- 书面题目 1:
在这篇关于图的文本中，本文代码所使用的图属于哪一种类型？
- 书面题目 2:
请用两句话概括这篇关于图的文本。
- 书面题目 3:
请接着这篇关于图的文本的末尾续写下去。

Graph的那些事儿

0. 导言

为了让代码更加清晰，有以下一些约定：

Graph的表示使用邻接表，更详细的说明参见 图的表示

本文代码中使用的图为 有向图，图中的顶点用 int 型来表示

图的顶点数经初始化后不可变，图的初始化有以下两种形式

Graph(int verCount);
Graph(String filename);

其中文件内容为：

100  // 顶点数
1000 //边数
52 59  // 以下每一行代表一条边
24 57
54 63
....

图表示文件的生成参见下文中的

GenGraph.java

程序。

若想在Graph类中添加

addVertex

方法，可考虑使用符号表，即使用string类型作为邻接表的索引。

1. 图的表示

Graph的表示可以使用：

边的列表(list of edges)：定义一个Edge类表示每一条边

邻接矩阵(adjacency matrix)： 用一个V * V的矩阵来表示图

邻接表(adjacency lists): 使用一个以顶点为索引的列表数组

邻接集(adjacency sets): 使用一个以顶点为索引的set集合

典型Graph实现的性能复杂度：

数据结构	所需空间	添加一条边	检查两个顶点是否相邻	遍历顶点v的相邻顶点
边的列表	E	1	E	E
邻接矩阵	V2	1	1	V
邻接表	E + V	1	degree(v)	degree(v)
邻接集	E + V	logV	logV	logV + degree(v)

package graph;

import java.io.*;
import java.util.LinkedList;

public class Digraph {
private final int verCount; // number of vertices;
private int edgeCount;  // number of edges;
private LinkedList<Integer>[] adj;  // adjacency lists;

public Digraph(int verCount) {
this.verCount = verCount;
this.edgeCount = 0;
adj = (LinkedList<Integer>[]) new LinkedList[verCount];
for (int v = 0; v < verCount; ++v)

- 数据内容:

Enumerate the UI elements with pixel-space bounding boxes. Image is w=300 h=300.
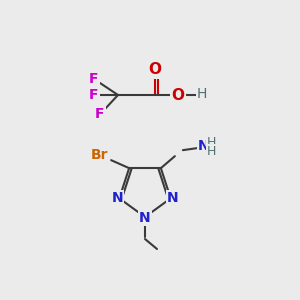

- 练习结果 1:
有向图。

- 练习结果 2:
文本首先约定用邻接表表示有向图，顶点以 int 型表示，顶点数在初始化后不可变，初始化可以传入顶点数，也可以读取文件。随后列出边的列表、邻接矩阵、邻接表和邻接集四种表示方式，给出它们典型实现的性能复杂度，并开始展示 Digraph 类的 Java 代码。

- 练习结果 3:
adj[v]  = new LinkedList<Integer>();
}

public Digraph(String filename) throws IOException  {
BufferedReader in = new BufferedReader(
new FileReader(new File(filename).getAbsoluteFile()));
// Get the vertex count
verCount = Integer.parseInt(in.readLine());
// Get the edge count
int edgeNum = Integer.parseInt(in.readLine());
// Initial the graph
adj = (LinkedList<Integer>[]) new LinkedList[verCount];
for (int v = 0; v < verCount; ++v)
adj[v]  = new LinkedList<Integer>();

// Add the edges to graph
for (int i = 0; i < edgeNum; ++i) {
String[] currEdge = in.readLine().split(" ");

if (currEdge.length > 0)
addEdge(Integer.parseInt(currEdge[0]),
Integer.parseInt(currEdge[1]));
}

in.close();
}

public int getVerCount() { return verCount; }
public int getedgeCount() { return edgeCount; }

public void addEdge(int v, int w) {
adj[v].add(w);
edgeCount++;
}

public Iterable<Integer> adj(int v) {
return adj[v];
}

public Digraph reverse() {
Digraph dg = new Digraph(verCount);
for (int v = 0; v < verCount; ++v)
for (int w : adj(v))
dg.addEdge(v, w);
return dg;
}

public static void main(String[] args) throws IOException {
Digraph ug = new Digraph("graph.txt");
System.out.println(ug.reverse().getedgeCount());
// print the adjacent vertex of vertex 0
for (int w : ug.adj(0))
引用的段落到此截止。